▶ TASK TO CARRY OUT: Copy every line below where the string "until" is found.

### RECORDS FOR THE EXERCISE ###

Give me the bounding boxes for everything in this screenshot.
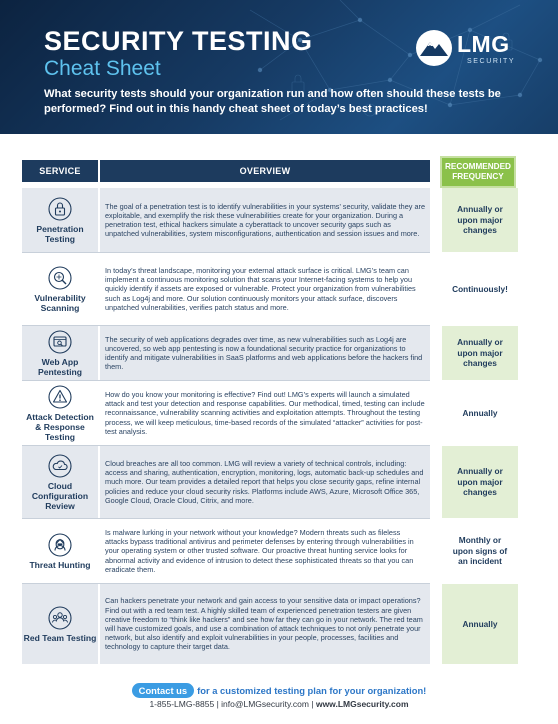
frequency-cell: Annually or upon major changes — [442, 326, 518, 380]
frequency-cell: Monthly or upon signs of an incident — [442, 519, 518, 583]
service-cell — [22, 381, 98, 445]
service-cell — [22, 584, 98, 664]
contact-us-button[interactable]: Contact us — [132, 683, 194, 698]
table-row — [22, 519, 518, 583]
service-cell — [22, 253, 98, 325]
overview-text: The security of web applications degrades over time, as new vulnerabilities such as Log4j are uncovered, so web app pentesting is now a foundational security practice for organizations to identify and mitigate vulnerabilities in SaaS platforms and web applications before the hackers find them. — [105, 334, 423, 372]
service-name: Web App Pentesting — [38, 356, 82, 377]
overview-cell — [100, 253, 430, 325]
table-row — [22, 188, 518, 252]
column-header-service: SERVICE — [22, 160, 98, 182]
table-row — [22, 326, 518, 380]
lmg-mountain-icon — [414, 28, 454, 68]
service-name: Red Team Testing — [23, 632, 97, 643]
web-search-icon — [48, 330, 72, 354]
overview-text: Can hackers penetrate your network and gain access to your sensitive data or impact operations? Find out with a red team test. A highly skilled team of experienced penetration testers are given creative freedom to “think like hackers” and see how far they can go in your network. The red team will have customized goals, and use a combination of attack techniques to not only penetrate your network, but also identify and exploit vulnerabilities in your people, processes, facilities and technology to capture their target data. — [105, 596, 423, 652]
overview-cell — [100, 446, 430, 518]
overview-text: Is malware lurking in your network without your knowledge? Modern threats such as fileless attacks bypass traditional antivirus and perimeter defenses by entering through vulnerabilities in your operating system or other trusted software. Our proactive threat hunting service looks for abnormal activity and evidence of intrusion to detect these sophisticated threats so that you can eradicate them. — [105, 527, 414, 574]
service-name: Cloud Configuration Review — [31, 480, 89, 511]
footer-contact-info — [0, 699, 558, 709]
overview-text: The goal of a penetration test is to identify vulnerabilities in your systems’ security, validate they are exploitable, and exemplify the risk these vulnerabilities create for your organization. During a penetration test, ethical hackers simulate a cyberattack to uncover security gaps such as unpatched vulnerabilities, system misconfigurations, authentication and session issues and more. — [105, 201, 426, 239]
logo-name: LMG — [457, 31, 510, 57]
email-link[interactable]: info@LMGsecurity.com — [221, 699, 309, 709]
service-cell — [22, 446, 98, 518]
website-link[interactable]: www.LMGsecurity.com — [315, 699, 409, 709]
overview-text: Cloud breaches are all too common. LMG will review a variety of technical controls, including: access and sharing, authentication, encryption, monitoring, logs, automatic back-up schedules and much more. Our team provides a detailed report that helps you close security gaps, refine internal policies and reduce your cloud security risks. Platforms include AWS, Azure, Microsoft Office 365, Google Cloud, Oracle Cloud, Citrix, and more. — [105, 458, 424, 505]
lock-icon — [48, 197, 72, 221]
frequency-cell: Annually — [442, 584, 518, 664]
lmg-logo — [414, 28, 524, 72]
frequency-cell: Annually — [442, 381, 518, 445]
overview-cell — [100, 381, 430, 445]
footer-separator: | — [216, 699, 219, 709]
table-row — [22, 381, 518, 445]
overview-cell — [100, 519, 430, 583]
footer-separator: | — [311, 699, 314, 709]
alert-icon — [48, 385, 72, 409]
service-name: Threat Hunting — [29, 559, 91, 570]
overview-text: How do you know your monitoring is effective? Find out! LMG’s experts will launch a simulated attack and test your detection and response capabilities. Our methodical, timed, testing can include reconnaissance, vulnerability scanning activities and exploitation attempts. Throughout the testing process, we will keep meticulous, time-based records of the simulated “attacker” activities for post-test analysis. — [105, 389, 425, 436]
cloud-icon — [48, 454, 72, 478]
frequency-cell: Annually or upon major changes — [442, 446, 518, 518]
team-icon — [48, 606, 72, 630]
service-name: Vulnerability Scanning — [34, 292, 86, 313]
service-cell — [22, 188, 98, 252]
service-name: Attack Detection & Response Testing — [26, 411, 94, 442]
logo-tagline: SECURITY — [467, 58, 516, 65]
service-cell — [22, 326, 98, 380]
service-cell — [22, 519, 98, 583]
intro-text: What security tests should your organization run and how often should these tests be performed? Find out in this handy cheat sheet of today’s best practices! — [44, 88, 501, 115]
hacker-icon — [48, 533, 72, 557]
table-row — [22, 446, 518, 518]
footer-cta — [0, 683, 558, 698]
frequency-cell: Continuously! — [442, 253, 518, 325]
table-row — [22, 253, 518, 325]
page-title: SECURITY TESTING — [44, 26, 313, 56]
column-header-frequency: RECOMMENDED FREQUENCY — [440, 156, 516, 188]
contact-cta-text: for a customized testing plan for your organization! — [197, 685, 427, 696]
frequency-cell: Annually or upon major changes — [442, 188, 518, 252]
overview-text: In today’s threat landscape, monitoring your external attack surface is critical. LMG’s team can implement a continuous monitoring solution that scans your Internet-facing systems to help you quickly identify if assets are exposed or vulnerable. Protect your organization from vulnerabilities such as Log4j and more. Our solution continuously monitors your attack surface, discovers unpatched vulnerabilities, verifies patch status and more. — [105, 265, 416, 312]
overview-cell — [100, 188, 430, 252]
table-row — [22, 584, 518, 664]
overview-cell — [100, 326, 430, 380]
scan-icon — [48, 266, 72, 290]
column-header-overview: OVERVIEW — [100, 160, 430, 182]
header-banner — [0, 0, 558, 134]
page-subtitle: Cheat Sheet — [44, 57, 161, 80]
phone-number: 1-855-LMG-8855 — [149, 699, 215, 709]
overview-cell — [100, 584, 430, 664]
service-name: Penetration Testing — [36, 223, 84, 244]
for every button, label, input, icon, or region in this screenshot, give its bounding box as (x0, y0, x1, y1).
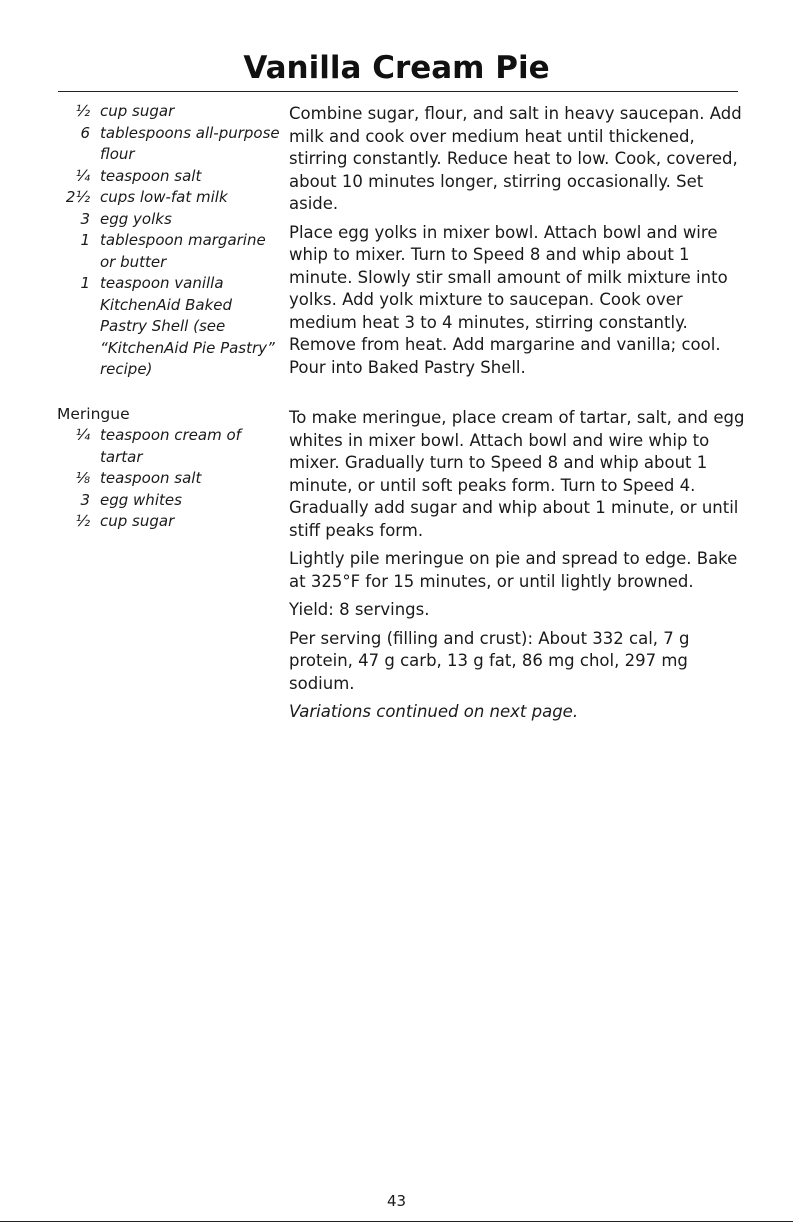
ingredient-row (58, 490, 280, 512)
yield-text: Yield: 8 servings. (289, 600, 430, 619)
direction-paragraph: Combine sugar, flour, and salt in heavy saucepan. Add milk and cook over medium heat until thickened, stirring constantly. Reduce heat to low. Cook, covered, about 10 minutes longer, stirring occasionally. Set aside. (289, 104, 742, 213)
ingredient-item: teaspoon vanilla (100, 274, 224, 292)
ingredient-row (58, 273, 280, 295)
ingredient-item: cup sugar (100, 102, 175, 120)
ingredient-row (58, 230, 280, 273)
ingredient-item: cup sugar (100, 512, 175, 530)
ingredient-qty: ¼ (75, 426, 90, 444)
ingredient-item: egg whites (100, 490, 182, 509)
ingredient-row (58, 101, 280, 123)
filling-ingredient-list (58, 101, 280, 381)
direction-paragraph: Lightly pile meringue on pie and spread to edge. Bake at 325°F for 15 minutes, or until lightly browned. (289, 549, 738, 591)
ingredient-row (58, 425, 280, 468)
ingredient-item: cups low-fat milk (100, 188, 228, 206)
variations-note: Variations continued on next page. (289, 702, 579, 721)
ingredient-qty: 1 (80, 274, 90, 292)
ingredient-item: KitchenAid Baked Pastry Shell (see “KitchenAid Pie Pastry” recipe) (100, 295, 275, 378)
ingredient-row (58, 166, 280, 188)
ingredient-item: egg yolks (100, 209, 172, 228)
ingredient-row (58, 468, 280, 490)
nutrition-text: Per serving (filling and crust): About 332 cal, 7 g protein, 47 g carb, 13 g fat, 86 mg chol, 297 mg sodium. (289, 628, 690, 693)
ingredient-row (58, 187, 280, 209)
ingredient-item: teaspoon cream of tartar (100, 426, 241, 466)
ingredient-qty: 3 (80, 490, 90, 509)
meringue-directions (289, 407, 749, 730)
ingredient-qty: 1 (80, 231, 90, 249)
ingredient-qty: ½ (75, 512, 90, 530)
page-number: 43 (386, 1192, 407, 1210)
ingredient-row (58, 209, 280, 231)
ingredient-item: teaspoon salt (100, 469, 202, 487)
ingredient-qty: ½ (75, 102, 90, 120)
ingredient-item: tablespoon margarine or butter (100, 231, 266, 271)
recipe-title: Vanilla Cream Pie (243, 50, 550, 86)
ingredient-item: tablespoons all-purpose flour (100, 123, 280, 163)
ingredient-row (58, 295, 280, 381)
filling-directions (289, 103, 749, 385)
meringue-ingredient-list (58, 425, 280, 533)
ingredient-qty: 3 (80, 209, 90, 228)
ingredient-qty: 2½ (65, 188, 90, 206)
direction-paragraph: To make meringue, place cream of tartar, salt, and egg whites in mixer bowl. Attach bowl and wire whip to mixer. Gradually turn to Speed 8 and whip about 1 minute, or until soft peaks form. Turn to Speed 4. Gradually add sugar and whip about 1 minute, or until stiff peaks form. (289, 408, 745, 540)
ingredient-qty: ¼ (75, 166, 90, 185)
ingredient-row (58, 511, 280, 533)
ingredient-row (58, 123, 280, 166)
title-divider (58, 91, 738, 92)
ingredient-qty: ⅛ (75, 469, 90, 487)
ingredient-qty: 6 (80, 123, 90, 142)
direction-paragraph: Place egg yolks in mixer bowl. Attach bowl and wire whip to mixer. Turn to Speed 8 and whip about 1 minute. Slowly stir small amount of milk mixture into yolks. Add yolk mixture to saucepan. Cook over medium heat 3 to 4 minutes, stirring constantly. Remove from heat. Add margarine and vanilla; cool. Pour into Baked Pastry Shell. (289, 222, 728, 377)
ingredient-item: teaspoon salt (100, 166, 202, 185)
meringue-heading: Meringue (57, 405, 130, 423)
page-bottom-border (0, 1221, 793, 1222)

###

▶ THE COMPLETED TASK:
direction-paragraph: Combine sugar, flour, and salt in heavy saucepan. Add milk and cook over medium heat until thickened, stirring constantly. Reduce heat to low. Cook, covered, about 10 minutes longer, stirring occasionally. Set aside. (289, 104, 742, 213)
direction-paragraph: Lightly pile meringue on pie and spread to edge. Bake at 325°F for 15 minutes, or until lightly browned. (289, 549, 738, 591)
direction-paragraph: To make meringue, place cream of tartar, salt, and egg whites in mixer bowl. Attach bowl and wire whip to mixer. Gradually turn to Speed 8 and whip about 1 minute, or until soft peaks form. Turn to Speed 4. Gradually add sugar and whip about 1 minute, or until stiff peaks form. (289, 408, 745, 540)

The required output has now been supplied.